Work to do
Find the lines of data that contain the string "text", then list them.

Supplied data
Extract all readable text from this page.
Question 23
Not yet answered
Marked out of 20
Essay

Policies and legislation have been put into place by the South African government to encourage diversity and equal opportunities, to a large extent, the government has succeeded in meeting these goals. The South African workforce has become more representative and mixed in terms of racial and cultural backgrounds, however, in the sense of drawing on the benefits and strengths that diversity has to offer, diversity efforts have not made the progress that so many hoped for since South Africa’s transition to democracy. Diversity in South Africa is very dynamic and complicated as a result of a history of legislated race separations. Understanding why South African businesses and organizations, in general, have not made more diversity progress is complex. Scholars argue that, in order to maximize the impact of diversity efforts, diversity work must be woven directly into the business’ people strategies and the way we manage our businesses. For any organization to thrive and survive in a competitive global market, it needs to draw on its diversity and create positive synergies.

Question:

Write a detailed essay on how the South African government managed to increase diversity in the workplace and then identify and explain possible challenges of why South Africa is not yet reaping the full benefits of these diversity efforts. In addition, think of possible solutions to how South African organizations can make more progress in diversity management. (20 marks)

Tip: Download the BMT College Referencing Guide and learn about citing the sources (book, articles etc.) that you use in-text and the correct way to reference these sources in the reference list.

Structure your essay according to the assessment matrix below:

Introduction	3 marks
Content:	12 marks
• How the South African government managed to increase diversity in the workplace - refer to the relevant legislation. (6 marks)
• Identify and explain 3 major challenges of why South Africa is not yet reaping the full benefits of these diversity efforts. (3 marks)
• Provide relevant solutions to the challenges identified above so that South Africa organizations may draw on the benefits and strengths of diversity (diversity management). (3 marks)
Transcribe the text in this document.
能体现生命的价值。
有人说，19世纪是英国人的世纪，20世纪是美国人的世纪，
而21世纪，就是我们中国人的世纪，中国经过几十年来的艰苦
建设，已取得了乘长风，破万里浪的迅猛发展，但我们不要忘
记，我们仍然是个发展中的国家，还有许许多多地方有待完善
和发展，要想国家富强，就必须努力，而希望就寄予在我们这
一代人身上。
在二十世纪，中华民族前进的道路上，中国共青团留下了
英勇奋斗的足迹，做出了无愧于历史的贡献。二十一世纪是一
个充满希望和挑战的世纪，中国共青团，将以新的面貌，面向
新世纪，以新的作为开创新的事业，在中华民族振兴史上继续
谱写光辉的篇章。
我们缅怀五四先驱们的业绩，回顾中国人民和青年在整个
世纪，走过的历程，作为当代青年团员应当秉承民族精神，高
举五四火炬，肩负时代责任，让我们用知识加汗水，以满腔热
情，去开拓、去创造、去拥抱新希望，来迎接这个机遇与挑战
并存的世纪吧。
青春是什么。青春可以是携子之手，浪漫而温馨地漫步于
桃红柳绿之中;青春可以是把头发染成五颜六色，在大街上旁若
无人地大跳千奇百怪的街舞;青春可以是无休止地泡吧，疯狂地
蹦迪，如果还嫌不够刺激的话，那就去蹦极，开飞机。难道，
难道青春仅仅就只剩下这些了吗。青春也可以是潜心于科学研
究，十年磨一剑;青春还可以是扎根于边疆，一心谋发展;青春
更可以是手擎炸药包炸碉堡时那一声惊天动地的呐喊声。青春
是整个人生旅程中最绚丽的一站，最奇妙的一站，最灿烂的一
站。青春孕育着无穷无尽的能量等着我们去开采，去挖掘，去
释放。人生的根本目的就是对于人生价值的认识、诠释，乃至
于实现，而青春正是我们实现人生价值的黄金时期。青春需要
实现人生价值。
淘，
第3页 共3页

Task answer
Extract all readable text from this page.
Tip: Download the BMT College Referencing Guide and learn about citing the sources (book, articles etc.) that you use in-text and the correct way to reference these sources in the reference list.
Transcribe the text in this document.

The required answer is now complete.